THE RECORDS:
-- -- --

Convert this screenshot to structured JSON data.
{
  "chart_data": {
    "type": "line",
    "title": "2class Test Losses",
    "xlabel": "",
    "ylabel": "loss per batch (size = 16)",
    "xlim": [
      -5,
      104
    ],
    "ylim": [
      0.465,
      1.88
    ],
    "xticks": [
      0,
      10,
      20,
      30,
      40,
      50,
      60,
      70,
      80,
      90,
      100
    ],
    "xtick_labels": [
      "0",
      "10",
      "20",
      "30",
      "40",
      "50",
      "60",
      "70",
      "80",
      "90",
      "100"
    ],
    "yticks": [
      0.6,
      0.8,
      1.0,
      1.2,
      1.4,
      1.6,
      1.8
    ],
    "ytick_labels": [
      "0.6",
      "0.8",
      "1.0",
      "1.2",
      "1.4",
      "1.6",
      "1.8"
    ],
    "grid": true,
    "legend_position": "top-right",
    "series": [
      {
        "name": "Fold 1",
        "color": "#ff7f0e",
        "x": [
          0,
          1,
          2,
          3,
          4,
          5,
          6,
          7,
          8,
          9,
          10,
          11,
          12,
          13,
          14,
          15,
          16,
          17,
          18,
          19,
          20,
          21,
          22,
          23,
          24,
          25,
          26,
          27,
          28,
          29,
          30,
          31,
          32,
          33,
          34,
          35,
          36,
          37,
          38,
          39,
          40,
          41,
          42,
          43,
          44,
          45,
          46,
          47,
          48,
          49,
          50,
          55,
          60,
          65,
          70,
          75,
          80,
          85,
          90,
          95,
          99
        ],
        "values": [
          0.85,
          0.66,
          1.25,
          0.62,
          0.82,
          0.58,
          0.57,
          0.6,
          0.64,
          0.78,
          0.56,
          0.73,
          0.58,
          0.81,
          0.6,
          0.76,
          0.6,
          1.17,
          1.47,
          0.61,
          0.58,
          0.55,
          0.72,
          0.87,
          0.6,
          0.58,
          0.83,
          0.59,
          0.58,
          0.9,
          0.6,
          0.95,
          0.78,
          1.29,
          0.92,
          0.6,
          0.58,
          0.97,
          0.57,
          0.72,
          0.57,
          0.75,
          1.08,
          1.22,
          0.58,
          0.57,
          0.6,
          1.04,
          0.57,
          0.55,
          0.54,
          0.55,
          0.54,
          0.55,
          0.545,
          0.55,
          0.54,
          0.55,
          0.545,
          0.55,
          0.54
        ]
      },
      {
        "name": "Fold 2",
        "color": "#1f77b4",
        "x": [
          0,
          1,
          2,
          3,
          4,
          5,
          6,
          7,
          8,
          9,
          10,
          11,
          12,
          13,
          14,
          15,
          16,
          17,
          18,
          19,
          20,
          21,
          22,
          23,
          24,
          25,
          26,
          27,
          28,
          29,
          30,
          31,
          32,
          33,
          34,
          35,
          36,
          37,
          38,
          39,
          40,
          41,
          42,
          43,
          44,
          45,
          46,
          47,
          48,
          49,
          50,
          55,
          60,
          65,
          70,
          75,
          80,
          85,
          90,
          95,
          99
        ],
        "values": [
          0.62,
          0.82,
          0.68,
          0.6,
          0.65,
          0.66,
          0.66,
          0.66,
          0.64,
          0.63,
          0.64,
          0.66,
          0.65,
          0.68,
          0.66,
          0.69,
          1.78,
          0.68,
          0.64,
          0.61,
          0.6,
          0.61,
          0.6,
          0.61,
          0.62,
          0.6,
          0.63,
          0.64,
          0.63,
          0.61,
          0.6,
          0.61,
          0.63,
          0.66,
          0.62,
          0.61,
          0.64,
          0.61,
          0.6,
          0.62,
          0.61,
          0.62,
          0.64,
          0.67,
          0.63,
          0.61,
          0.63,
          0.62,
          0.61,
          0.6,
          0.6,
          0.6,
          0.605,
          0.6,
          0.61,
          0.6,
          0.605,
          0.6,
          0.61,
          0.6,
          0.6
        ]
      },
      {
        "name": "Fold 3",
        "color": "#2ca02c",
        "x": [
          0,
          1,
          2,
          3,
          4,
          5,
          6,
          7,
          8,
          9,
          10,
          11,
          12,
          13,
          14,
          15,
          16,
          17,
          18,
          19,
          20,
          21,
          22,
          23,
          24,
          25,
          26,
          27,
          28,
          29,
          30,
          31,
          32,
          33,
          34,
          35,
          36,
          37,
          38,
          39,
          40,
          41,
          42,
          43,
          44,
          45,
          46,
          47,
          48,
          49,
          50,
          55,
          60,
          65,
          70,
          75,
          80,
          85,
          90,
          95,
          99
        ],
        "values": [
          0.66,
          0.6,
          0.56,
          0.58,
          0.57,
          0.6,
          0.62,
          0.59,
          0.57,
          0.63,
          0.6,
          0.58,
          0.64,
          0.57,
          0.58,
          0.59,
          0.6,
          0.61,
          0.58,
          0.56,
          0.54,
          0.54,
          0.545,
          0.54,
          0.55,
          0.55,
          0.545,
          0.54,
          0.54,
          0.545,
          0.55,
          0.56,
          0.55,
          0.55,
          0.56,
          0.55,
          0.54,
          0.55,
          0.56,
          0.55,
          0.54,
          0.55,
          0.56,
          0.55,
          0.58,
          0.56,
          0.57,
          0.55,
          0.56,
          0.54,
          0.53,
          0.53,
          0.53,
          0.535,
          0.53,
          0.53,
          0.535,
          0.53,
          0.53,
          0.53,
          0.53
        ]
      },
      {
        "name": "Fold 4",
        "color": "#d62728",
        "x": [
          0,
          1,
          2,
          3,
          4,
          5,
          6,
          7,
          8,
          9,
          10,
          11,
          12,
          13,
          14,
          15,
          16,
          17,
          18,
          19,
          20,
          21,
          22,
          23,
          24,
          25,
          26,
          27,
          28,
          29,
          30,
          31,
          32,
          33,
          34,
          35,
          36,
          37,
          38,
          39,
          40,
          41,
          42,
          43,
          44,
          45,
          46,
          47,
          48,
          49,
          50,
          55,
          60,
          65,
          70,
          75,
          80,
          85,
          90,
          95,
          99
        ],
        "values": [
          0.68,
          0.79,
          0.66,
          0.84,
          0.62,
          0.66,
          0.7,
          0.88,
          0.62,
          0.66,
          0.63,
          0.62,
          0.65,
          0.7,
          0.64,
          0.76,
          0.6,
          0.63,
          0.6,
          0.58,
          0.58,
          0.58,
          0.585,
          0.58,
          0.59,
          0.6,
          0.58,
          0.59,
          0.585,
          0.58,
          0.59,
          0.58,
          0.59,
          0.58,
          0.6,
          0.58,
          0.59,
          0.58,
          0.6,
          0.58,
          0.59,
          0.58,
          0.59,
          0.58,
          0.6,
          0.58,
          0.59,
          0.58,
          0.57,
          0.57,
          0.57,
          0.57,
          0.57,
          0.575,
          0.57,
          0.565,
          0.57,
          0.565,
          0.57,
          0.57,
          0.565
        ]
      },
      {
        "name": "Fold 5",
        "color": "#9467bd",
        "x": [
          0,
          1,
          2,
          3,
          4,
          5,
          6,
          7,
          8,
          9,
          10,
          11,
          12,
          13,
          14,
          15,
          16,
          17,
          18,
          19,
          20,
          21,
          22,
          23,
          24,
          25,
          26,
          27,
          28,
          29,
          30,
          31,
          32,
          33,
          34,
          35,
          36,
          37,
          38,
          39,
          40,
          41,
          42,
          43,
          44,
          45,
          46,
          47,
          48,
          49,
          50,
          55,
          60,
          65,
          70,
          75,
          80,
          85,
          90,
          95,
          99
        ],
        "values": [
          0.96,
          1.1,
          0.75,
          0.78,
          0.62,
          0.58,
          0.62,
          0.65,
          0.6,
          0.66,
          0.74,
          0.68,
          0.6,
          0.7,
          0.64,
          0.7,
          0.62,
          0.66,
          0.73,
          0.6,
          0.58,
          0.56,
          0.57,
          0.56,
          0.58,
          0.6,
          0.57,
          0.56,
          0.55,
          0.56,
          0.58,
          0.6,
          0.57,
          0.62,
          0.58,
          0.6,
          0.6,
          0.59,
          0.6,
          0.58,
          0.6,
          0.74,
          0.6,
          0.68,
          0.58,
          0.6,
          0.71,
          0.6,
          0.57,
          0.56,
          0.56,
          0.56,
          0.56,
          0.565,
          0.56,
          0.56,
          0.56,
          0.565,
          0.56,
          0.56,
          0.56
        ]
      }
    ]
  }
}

-- -- --

WHAT TO DO:
Copy every single line of the material above that holds "Fold".

EXPECTED ANSWER:
        "name": "Fold 1",
        "name": "Fold 2",
        "name": "Fold 3",
        "name": "Fold 4",
        "name": "Fold 5",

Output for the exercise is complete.